# SOURCE RECORDS

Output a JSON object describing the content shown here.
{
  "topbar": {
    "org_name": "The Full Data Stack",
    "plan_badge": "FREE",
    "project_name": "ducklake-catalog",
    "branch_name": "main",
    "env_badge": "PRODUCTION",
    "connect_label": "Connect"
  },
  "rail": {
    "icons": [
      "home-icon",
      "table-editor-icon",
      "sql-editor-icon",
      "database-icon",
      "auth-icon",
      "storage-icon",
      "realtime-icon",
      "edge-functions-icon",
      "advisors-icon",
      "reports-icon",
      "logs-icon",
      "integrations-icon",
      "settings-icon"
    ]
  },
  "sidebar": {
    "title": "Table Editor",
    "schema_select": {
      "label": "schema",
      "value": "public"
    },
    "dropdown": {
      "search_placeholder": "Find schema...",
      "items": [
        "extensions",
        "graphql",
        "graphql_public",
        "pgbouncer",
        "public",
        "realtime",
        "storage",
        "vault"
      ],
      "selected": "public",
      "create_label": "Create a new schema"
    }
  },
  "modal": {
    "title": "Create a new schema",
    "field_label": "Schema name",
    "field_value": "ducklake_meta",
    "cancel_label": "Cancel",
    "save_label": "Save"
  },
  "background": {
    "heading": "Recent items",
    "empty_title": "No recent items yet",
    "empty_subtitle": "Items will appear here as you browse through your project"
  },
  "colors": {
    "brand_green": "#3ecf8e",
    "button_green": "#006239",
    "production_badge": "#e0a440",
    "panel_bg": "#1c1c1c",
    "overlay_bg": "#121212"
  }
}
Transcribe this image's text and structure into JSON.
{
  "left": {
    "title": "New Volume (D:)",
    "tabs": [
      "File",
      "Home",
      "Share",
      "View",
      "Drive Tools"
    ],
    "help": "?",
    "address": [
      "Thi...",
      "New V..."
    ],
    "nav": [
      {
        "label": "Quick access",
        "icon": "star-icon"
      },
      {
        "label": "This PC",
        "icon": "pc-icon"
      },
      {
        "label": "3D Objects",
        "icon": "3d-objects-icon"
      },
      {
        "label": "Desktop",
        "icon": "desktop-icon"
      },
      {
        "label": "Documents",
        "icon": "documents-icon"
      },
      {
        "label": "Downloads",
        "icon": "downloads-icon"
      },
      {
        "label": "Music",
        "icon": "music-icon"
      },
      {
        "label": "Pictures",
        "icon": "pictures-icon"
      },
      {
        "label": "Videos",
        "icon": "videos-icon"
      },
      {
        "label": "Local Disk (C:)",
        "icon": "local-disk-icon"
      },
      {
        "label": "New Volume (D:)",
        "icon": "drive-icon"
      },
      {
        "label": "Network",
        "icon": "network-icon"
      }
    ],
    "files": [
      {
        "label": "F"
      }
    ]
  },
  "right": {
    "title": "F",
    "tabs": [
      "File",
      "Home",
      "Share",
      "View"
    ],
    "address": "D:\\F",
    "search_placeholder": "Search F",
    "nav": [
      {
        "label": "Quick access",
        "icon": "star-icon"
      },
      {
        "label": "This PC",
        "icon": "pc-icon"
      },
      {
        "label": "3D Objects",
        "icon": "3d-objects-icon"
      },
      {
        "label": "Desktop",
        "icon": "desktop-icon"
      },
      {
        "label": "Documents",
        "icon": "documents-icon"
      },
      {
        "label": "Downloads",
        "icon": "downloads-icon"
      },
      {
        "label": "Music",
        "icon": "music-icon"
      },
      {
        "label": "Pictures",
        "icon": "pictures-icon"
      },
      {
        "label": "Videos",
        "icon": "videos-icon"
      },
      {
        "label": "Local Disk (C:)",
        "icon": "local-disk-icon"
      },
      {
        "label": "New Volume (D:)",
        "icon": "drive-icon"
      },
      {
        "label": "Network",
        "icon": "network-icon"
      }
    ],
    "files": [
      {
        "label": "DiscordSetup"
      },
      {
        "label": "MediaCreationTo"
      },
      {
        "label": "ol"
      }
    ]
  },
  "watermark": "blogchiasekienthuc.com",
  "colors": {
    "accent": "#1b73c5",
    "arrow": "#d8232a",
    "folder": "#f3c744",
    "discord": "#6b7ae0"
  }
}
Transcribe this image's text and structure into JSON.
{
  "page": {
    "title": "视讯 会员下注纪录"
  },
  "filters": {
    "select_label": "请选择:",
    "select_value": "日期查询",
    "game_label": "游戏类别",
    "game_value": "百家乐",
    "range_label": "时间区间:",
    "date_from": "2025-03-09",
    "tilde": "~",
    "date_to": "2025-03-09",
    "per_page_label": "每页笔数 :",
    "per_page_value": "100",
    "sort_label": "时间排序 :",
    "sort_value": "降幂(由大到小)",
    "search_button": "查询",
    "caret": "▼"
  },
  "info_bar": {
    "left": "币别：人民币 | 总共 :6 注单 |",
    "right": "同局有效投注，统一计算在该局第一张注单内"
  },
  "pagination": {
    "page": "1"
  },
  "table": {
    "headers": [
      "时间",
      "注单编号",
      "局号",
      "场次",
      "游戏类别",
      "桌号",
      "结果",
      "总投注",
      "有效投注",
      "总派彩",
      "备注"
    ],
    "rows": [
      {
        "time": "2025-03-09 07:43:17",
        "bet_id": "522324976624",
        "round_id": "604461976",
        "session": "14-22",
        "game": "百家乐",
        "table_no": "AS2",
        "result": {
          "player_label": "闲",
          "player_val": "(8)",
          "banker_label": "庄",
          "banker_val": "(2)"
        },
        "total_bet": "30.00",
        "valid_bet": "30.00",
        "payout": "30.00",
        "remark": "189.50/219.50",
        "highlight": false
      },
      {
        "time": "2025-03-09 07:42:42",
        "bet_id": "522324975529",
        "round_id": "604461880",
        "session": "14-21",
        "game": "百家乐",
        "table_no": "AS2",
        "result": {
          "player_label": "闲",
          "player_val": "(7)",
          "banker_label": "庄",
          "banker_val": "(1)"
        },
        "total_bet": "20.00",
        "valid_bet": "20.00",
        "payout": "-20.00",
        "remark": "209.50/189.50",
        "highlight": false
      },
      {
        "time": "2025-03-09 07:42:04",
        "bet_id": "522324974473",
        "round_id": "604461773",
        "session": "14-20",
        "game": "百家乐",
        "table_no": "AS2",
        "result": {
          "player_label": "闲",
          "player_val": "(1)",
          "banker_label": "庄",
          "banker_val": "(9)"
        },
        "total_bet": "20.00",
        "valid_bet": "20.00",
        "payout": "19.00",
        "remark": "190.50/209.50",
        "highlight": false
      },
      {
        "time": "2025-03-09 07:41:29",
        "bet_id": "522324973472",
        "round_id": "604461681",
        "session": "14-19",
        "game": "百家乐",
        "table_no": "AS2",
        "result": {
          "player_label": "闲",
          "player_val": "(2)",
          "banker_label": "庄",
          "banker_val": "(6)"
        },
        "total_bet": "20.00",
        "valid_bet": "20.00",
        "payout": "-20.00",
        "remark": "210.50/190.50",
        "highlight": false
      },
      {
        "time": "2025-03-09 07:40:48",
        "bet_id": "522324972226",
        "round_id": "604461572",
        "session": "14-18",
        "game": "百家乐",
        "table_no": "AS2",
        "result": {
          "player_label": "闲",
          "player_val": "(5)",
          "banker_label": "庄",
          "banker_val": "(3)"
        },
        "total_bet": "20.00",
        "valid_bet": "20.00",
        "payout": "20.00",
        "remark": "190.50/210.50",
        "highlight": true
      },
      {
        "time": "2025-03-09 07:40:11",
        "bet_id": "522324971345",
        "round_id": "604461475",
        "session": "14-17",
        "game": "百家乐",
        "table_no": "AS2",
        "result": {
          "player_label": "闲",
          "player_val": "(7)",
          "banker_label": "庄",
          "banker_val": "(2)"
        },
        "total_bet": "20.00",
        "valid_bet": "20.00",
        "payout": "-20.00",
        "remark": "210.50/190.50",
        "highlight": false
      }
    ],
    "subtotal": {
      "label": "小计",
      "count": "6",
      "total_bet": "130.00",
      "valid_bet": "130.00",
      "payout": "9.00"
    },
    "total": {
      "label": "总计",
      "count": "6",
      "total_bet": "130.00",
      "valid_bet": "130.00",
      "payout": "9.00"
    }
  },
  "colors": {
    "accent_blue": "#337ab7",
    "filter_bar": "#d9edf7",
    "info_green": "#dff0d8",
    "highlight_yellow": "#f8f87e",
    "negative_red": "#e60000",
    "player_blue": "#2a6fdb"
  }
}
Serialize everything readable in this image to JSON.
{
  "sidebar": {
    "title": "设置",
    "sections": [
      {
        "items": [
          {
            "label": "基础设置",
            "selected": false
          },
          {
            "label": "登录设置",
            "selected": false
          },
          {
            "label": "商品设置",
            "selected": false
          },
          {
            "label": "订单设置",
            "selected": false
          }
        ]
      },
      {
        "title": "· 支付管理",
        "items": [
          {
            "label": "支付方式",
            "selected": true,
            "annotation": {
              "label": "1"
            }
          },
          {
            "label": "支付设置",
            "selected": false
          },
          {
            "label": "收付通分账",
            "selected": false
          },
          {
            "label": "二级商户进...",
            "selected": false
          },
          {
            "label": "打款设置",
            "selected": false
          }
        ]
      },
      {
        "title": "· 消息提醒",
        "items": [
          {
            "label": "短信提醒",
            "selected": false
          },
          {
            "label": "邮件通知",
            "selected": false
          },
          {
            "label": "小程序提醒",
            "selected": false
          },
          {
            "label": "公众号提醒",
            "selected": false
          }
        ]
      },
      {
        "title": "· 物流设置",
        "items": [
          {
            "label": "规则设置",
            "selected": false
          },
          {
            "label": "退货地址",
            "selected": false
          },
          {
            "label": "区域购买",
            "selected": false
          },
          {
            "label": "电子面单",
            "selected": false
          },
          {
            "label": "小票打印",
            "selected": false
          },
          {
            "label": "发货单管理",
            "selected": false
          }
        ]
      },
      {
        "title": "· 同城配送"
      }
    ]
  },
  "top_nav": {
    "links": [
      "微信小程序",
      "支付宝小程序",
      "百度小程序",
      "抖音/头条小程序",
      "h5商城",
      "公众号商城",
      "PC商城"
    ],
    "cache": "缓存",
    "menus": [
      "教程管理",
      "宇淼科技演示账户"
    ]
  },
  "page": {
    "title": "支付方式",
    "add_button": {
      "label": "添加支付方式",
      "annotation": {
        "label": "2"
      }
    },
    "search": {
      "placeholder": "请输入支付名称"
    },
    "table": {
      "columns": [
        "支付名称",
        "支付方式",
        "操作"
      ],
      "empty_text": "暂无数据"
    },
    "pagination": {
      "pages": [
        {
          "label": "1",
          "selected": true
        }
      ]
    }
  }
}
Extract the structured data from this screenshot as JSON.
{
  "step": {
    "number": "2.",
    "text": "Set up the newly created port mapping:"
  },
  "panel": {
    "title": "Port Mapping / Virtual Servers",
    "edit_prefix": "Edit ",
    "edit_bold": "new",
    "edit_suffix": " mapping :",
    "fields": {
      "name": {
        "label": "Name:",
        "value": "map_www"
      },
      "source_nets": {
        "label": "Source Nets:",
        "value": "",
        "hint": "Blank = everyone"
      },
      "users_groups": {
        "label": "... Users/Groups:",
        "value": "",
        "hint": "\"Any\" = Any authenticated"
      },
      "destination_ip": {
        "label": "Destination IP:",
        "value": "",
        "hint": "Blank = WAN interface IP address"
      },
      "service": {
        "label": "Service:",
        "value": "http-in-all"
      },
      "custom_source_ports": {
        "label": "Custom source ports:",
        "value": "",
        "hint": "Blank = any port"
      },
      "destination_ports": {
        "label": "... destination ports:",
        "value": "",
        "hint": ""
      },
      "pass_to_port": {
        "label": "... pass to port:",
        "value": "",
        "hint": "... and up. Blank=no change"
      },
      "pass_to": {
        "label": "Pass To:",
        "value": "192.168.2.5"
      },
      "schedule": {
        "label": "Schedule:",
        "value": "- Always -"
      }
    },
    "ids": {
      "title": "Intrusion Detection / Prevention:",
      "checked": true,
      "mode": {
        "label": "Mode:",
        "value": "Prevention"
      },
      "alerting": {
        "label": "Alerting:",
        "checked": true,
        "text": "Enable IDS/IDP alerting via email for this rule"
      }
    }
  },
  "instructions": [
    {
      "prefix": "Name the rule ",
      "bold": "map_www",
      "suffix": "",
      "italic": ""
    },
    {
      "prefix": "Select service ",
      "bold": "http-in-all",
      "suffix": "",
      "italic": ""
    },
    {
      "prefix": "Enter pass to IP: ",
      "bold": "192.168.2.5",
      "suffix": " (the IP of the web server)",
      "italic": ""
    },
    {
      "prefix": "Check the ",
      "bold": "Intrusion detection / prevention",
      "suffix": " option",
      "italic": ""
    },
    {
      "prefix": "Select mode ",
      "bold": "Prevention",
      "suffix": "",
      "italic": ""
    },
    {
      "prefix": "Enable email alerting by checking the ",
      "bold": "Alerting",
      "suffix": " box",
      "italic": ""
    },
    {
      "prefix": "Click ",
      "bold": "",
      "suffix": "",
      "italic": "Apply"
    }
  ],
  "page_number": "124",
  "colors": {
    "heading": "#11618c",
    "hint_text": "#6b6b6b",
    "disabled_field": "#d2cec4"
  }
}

# WRITTEN EXERCISE
From the records above, how many lines include the word "Intrusion"? Only the number is wanted.

# ANSWER TO THE PROBLEM
2